** START Excerpted text **

TIME OUT: Swim against the tide

This weekend's top things to do include a beach sculpture exhibition in Sydney, a Tasmanian craft festival and a new take on an old classic in Perth.


Stop searching. We’ve found this weekend’s top five:

1.      This is the weekend to discover Deloraine

For most of the year, Tasmania’s Deloraine is a fairly sleepy place, albeit a very attractive one. (The whole town is classified by the National Trust.) But one weekend each spring sees the population of around 2,000 surge to 30,000, as visitors come from all around Australia for the Tasmanian Craft Fair. This is that weekend.

If your idea of "craft” is oatmeal-coloured crocheted doilies, you’ll be amazed by the high-art quality of much of the work on show and for sale. Nancy Kowalski must be used to seeing faintly condescending expressions change rapidly to admiration and delight – it happens all the time at her Artifakt Gallery where, year round, she exhibits beautiful work such as Claire Badcock's finely stitched images from nature and Doreen Campbell's delicate handwoven silk scarves.

Gallery B, just down the street, is the place to find the fine glass produced by local artisans: fluid swirls of colour in perfume bottles from Richard Clements, romantic pink fluted glasses from James Dodson, plus larger vases and serving dishes, and glass bead jewellery.

There are stalls selling fine food throughout the weekend (much of it organic and sustainable) but don’t overlook the Deloraine Deli, a cheery sun-filled spot that is the local’s go-to place for a decent coffee and snack, as well as a good range of pantry items. Stock up on local honey while you're here — this region is responsible for the bulk of the specialist honeys in the country.

2.      Swim against the tide in Bondi

This is the final weekend of the 2008 Sculpture by the Sea exhibition and if you are in Sydney and haven’t been so far, you really should make the effort. It’s bigger and better than ever, with 100 works dotted along the coast between Tamarama and Bondi.

Our advice is to start at the southern end. It’s busy in either direction, but most of visitors start at Bondi, so you’ll have a slightly clearer run if you come earlyish and park the car at Bronte. Then you can spend an hour or two strolling along, touching, talking and gazing.

Mark McClelland won the $30,000 major prize this year for his huge "she thought” piece, with its sideways keyhole effect framing the coast. Is that your top pick, or are the humpback gunship, sea urchins or oversize toy soldier more to your taste?

** END Excerpted text **
** START Stored records **

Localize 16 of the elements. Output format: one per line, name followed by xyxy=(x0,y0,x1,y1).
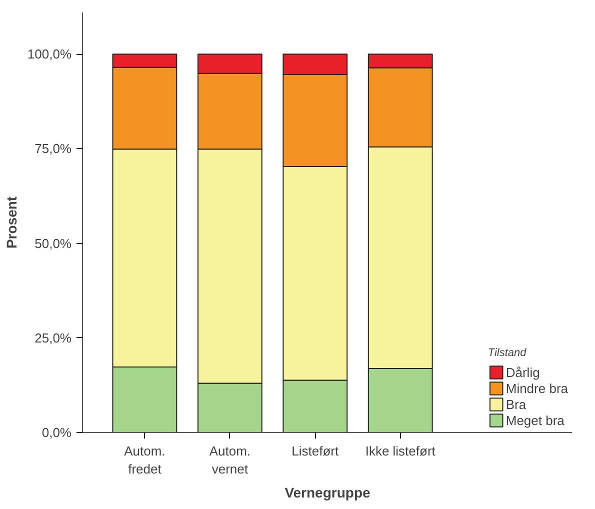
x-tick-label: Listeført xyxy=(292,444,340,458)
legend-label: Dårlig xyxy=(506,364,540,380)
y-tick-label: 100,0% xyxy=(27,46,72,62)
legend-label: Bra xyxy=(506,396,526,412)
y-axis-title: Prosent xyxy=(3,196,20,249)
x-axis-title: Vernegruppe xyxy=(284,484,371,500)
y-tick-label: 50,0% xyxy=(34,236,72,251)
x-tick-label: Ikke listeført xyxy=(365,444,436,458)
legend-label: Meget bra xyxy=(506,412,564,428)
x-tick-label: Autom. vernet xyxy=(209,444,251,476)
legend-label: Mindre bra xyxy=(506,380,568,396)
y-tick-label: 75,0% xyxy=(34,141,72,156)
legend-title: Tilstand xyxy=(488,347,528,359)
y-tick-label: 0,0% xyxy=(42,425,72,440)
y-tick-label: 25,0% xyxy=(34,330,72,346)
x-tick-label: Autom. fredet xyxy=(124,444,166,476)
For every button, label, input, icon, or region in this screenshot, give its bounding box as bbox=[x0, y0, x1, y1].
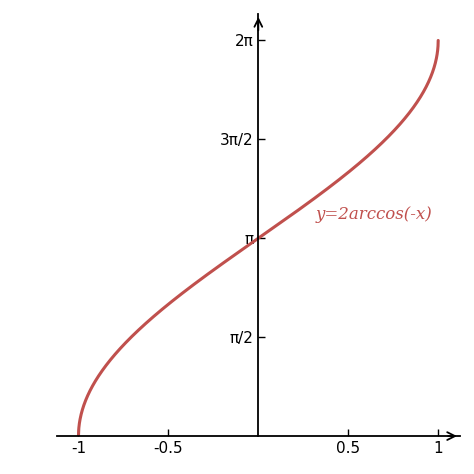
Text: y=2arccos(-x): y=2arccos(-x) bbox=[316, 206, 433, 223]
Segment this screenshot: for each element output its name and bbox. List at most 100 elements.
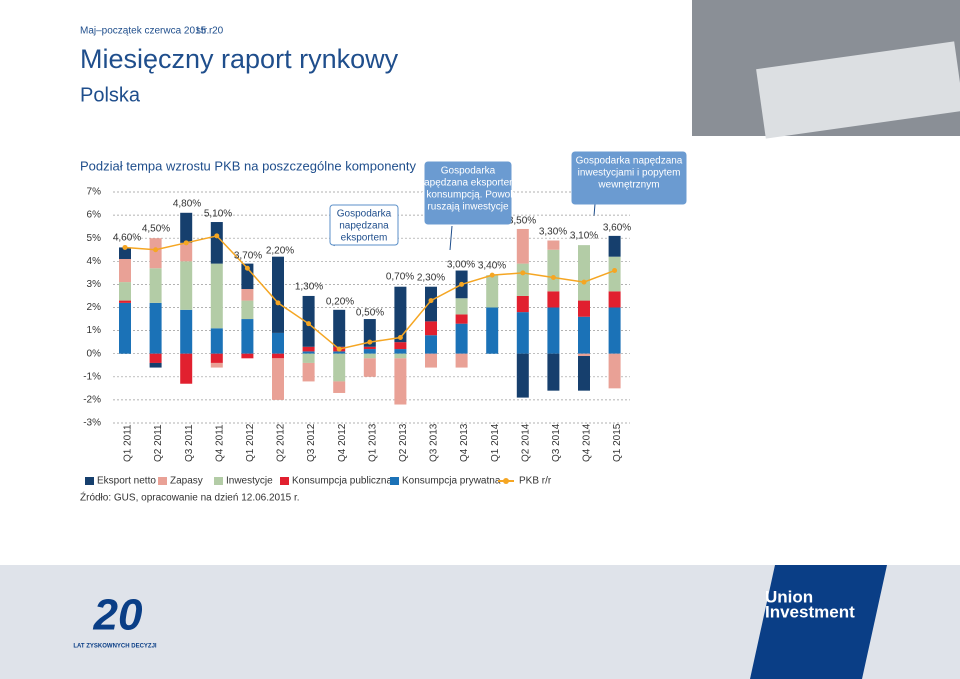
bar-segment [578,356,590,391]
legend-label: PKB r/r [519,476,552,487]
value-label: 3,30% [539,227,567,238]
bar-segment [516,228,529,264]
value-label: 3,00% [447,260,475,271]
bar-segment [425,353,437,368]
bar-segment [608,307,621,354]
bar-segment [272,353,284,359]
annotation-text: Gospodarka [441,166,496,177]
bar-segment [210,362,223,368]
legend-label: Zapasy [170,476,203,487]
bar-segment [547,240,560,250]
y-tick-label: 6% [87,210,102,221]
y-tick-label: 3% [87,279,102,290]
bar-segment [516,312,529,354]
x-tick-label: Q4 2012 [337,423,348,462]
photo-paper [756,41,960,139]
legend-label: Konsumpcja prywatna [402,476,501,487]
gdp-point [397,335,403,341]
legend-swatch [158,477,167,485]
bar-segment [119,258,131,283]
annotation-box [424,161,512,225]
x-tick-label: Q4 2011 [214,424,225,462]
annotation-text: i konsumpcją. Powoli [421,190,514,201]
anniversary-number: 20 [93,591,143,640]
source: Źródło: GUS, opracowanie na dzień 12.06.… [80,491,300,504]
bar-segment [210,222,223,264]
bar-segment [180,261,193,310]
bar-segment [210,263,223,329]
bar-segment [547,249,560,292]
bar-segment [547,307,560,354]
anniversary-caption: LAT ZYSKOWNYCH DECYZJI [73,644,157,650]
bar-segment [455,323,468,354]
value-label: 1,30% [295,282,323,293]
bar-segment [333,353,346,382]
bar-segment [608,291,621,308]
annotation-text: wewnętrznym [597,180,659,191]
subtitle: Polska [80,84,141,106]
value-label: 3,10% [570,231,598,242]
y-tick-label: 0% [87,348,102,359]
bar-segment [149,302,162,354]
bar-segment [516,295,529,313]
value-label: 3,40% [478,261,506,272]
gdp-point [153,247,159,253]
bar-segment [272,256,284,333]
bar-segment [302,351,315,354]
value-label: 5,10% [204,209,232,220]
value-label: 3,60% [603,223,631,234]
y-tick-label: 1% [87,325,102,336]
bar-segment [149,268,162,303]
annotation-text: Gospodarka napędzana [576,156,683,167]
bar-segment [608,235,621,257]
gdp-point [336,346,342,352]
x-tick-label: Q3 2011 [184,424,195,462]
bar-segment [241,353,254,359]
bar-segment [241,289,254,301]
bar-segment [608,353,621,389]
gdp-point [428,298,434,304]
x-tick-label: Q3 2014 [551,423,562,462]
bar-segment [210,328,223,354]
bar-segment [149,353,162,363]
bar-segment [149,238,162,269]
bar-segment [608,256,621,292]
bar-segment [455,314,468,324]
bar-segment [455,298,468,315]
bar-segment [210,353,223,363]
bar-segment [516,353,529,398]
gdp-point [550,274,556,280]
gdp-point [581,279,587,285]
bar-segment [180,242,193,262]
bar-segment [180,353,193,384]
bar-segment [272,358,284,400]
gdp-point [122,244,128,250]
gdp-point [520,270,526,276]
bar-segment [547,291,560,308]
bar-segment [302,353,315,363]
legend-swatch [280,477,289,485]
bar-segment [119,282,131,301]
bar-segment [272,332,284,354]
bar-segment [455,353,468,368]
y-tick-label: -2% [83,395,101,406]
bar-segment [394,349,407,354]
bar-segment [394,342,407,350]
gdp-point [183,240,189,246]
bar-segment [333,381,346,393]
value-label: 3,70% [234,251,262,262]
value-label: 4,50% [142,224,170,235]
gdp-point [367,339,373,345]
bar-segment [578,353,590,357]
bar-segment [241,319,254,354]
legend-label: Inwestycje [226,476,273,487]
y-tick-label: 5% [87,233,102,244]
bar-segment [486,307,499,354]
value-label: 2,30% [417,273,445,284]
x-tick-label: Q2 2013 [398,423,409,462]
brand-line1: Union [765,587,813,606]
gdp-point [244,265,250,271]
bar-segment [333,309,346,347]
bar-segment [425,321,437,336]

** END Stored records **
** START Stored records **

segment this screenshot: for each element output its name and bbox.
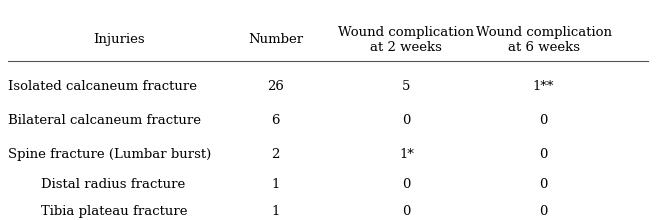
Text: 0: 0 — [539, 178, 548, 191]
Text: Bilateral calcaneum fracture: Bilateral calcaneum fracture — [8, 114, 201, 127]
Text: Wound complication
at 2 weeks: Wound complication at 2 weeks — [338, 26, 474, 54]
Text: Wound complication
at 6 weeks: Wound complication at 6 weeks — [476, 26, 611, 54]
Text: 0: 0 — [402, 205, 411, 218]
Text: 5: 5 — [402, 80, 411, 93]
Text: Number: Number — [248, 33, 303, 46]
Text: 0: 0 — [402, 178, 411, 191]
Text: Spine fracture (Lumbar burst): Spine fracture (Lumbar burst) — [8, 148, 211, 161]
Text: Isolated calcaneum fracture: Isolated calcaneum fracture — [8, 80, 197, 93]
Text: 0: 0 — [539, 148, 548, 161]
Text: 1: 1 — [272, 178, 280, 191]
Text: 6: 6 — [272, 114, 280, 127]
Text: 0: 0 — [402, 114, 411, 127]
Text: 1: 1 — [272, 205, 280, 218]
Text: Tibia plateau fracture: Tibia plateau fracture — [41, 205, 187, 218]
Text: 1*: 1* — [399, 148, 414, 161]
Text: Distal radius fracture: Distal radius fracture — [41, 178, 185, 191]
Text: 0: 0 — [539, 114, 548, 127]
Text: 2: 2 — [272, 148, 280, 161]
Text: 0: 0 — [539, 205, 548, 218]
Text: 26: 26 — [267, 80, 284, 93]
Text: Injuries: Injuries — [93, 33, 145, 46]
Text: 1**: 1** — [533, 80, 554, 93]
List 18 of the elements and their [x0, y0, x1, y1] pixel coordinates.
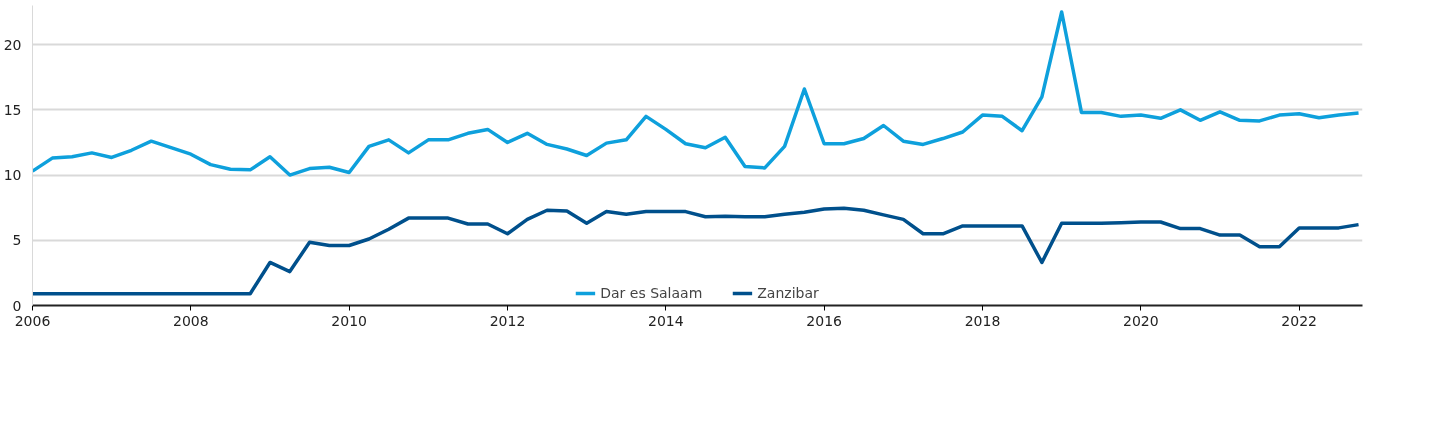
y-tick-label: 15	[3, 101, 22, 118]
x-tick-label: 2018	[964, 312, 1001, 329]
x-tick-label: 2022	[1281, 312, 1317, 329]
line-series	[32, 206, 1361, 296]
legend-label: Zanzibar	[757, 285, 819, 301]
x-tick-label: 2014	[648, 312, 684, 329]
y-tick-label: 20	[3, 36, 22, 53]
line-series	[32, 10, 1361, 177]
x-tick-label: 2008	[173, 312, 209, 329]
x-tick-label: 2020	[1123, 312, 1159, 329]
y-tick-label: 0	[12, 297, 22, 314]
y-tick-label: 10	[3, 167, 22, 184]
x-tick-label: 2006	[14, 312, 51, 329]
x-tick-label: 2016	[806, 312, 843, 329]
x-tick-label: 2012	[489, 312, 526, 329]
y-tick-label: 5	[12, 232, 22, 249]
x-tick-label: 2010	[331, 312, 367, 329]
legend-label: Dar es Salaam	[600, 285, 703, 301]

** END Stored records **
** START Stored records **

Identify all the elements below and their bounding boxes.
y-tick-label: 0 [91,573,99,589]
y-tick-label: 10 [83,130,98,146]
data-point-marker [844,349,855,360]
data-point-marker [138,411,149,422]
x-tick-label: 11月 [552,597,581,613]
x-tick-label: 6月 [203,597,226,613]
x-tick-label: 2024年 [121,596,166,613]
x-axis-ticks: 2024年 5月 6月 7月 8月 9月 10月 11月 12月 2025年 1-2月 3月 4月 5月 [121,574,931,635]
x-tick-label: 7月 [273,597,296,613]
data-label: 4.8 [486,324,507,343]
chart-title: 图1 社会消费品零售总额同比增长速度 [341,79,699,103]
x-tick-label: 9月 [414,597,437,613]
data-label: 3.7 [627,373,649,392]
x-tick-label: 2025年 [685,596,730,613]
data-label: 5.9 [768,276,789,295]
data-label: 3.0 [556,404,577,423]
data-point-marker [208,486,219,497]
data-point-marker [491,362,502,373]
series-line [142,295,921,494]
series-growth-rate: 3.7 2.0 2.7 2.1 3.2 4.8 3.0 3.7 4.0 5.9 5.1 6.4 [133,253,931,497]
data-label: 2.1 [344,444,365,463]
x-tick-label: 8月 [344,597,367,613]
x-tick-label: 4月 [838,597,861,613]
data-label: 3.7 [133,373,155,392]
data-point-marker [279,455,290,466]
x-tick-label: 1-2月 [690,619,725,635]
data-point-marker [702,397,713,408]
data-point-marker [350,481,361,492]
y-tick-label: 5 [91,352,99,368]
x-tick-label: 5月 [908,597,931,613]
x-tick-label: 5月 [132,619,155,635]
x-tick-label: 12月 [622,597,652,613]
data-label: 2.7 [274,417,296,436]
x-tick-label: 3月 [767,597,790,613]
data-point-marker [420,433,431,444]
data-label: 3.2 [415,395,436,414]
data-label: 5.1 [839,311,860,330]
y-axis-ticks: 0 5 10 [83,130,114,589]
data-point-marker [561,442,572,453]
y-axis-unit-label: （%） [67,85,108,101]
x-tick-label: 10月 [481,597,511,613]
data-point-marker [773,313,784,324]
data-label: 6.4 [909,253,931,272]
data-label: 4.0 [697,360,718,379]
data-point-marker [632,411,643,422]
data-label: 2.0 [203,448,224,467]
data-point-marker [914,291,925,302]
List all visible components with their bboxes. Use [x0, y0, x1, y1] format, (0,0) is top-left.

** END Stored records **

What you will do
1. Translate this sentence from the weekend guide into Spanish: "Our advice is to start at the southern end."
2. Answer these questions from the weekend guide:
(a) To what number does Deloraine's population surge during the Tasmanian Craft Fair weekend?
(b) How many works are dotted along the coast in the 2008 Sculpture by the Sea exhibition?
(c) Who won this year's $30,000 major prize?
3. Reproduce word for word the stretch of the weekend guide from "There are stalls" through "Tamarama and Bondi.".

Solutions to the exercise
1. Nuestro consejo es empezar por el extremo sur.

2.
(a) 30,000
(b) 100
(c) Mark McClelland

3.
There are stalls selling fine food throughout the weekend (much of it organic and sustainable) but don’t overlook the Deloraine Deli, a cheery sun-filled spot that is the local’s go-to place for a decent coffee and snack, as well as a good range of pantry items. Stock up on local honey while you're here — this region is responsible for the bulk of the specialist honeys in the country.

2.      Swim against the tide in Bondi

This is the final weekend of the 2008 Sculpture by the Sea exhibition and if you are in Sydney and haven’t been so far, you really should make the effort. It’s bigger and better than ever, with 100 works dotted along the coast between Tamarama and Bondi.